Aim of the exercise
An exact copy of every record is needed.

[Stored items]
*****

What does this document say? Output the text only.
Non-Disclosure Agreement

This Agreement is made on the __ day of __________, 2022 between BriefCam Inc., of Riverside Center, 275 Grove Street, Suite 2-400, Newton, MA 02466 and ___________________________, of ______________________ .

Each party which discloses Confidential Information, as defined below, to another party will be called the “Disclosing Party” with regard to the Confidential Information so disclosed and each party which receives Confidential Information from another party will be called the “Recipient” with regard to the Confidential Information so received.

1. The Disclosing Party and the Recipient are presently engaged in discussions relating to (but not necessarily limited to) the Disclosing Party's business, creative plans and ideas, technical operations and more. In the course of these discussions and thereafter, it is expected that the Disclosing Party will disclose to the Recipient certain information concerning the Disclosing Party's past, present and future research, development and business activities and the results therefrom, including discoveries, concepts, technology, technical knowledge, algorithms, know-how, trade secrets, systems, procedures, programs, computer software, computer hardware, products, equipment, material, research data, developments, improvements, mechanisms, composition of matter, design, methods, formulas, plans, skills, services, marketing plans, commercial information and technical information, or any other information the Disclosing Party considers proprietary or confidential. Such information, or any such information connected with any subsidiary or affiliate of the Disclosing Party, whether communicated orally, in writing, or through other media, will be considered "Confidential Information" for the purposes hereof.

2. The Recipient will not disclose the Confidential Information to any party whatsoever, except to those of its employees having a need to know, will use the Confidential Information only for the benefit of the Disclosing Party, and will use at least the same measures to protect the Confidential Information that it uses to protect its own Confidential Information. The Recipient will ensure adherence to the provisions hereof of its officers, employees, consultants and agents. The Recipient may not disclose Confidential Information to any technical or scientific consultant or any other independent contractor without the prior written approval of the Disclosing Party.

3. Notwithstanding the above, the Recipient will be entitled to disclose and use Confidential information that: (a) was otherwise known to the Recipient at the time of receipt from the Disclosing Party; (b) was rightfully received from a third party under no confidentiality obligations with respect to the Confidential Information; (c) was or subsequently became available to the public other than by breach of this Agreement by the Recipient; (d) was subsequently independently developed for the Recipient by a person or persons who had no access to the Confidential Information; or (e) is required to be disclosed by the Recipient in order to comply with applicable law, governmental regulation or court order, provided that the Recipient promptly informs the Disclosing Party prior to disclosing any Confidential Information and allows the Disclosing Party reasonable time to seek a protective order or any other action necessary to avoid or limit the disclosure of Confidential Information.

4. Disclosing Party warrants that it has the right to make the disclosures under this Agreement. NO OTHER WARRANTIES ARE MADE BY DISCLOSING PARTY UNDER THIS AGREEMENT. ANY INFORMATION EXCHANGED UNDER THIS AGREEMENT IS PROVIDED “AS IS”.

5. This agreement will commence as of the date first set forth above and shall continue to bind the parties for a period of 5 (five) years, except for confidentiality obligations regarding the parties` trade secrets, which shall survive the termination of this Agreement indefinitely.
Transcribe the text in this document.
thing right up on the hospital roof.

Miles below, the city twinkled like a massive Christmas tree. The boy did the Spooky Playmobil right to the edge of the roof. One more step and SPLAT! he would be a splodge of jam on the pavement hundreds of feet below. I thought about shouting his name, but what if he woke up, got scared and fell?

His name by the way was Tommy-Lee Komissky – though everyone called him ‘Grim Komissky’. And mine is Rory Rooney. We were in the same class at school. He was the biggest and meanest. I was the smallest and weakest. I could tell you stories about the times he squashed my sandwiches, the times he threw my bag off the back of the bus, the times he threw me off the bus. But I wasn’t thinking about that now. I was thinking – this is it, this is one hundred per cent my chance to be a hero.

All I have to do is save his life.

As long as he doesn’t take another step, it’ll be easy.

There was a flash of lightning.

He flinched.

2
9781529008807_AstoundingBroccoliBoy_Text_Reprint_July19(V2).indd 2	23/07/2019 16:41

*****

Worked answer
What does this document say? Output the text only.
Non-Disclosure Agreement

This Agreement is made on the __ day of __________, 2022 between BriefCam Inc., of Riverside Center, 275 Grove Street, Suite 2-400, Newton, MA 02466 and ___________________________, of ______________________ .

Each party which discloses Confidential Information, as defined below, to another party will be called the “Disclosing Party” with regard to the Confidential Information so disclosed and each party which receives Confidential Information from another party will be called the “Recipient” with regard to the Confidential Information so received.

1. The Disclosing Party and the Recipient are presently engaged in discussions relating to (but not necessarily limited to) the Disclosing Party's business, creative plans and ideas, technical operations and more. In the course of these discussions and thereafter, it is expected that the Disclosing Party will disclose to the Recipient certain information concerning the Disclosing Party's past, present and future research, development and business activities and the results therefrom, including discoveries, concepts, technology, technical knowledge, algorithms, know-how, trade secrets, systems, procedures, programs, computer software, computer hardware, products, equipment, material, research data, developments, improvements, mechanisms, composition of matter, design, methods, formulas, plans, skills, services, marketing plans, commercial information and technical information, or any other information the Disclosing Party considers proprietary or confidential. Such information, or any such information connected with any subsidiary or affiliate of the Disclosing Party, whether communicated orally, in writing, or through other media, will be considered "Confidential Information" for the purposes hereof.

2. The Recipient will not disclose the Confidential Information to any party whatsoever, except to those of its employees having a need to know, will use the Confidential Information only for the benefit of the Disclosing Party, and will use at least the same measures to protect the Confidential Information that it uses to protect its own Confidential Information. The Recipient will ensure adherence to the provisions hereof of its officers, employees, consultants and agents. The Recipient may not disclose Confidential Information to any technical or scientific consultant or any other independent contractor without the prior written approval of the Disclosing Party.

3. Notwithstanding the above, the Recipient will be entitled to disclose and use Confidential information that: (a) was otherwise known to the Recipient at the time of receipt from the Disclosing Party; (b) was rightfully received from a third party under no confidentiality obligations with respect to the Confidential Information; (c) was or subsequently became available to the public other than by breach of this Agreement by the Recipient; (d) was subsequently independently developed for the Recipient by a person or persons who had no access to the Confidential Information; or (e) is required to be disclosed by the Recipient in order to comply with applicable law, governmental regulation or court order, provided that the Recipient promptly informs the Disclosing Party prior to disclosing any Confidential Information and allows the Disclosing Party reasonable time to seek a protective order or any other action necessary to avoid or limit the disclosure of Confidential Information.

4. Disclosing Party warrants that it has the right to make the disclosures under this Agreement. NO OTHER WARRANTIES ARE MADE BY DISCLOSING PARTY UNDER THIS AGREEMENT. ANY INFORMATION EXCHANGED UNDER THIS AGREEMENT IS PROVIDED “AS IS”.

5. This agreement will commence as of the date first set forth above and shall continue to bind the parties for a period of 5 (five) years, except for confidentiality obligations regarding the parties` trade secrets, which shall survive the termination of this Agreement indefinitely.
Transcribe the text in this document.
thing right up on the hospital roof.

Miles below, the city twinkled like a massive Christmas tree. The boy did the Spooky Playmobil right to the edge of the roof. One more step and SPLAT! he would be a splodge of jam on the pavement hundreds of feet below. I thought about shouting his name, but what if he woke up, got scared and fell?

His name by the way was Tommy-Lee Komissky – though everyone called him ‘Grim Komissky’. And mine is Rory Rooney. We were in the same class at school. He was the biggest and meanest. I was the smallest and weakest. I could tell you stories about the times he squashed my sandwiches, the times he threw my bag off the back of the bus, the times he threw me off the bus. But I wasn’t thinking about that now. I was thinking – this is it, this is one hundred per cent my chance to be a hero.

All I have to do is save his life.

As long as he doesn’t take another step, it’ll be easy.

There was a flash of lightning.

He flinched.

2
9781529008807_AstoundingBroccoliBoy_Text_Reprint_July19(V2).indd 2	23/07/2019 16:41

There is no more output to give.